• _The request_:
Return the listing below exactly, with the pictures dropped.
# START OF Material for this task
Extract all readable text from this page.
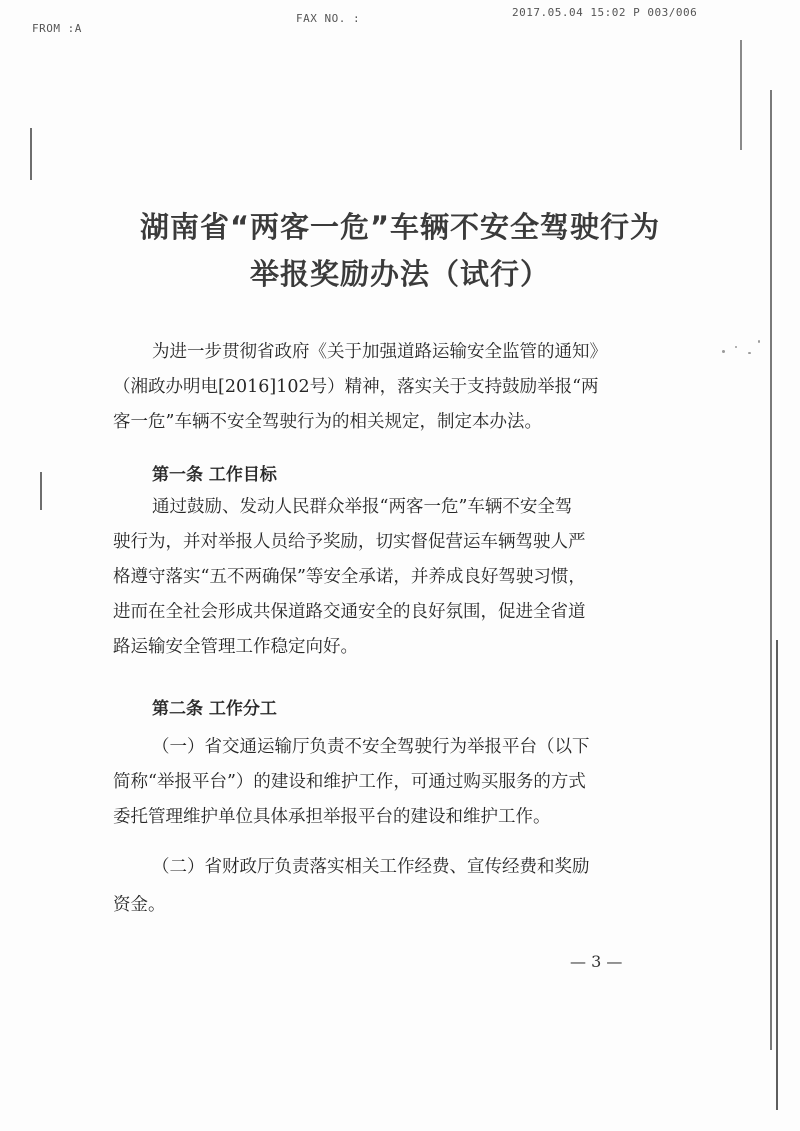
FROM :A
FAX NO. :	2017.05.04 15:02 P 003/006
湖南省“两客一危”车辆不安全驾驶行为
举报奖励办法（试行）
为进一步贯彻省政府《关于加强道路运输安全监管的通知》
（湘政办明电[2016]102号）精神，落实关于支持鼓励举报“两
客一危”车辆不安全驾驶行为的相关规定，制定本办法。
第一条 工作目标
通过鼓励、发动人民群众举报“两客一危”车辆不安全驾
驶行为，并对举报人员给予奖励，切实督促营运车辆驾驶人严
格遵守落实“五不两确保”等安全承诺，并养成良好驾驶习惯，
进而在全社会形成共保道路交通安全的良好氛围，促进全省道
路运输安全管理工作稳定向好。
第二条 工作分工
（一）省交通运输厅负责不安全驾驶行为举报平台（以下
简称“举报平台”）的建设和维护工作，可通过购买服务的方式
委托管理维护单位具体承担举报平台的建设和维护工作。
（二）省财政厅负责落实相关工作经费、宣传经费和奖励
资金。
— 3 —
# END OF Material for this task
• _Answer to the task_:
Extract all readable text from this page.
FROM :A
FAX NO. :	2017.05.04 15:02 P 003/006
湖南省“两客一危”车辆不安全驾驶行为
举报奖励办法（试行）
为进一步贯彻省政府《关于加强道路运输安全监管的通知》
（湘政办明电[2016]102号）精神，落实关于支持鼓励举报“两
客一危”车辆不安全驾驶行为的相关规定，制定本办法。
第一条 工作目标
通过鼓励、发动人民群众举报“两客一危”车辆不安全驾
驶行为，并对举报人员给予奖励，切实督促营运车辆驾驶人严
格遵守落实“五不两确保”等安全承诺，并养成良好驾驶习惯，
进而在全社会形成共保道路交通安全的良好氛围，促进全省道
路运输安全管理工作稳定向好。
第二条 工作分工
（一）省交通运输厅负责不安全驾驶行为举报平台（以下
简称“举报平台”）的建设和维护工作，可通过购买服务的方式
委托管理维护单位具体承担举报平台的建设和维护工作。
（二）省财政厅负责落实相关工作经费、宣传经费和奖励
资金。
— 3 —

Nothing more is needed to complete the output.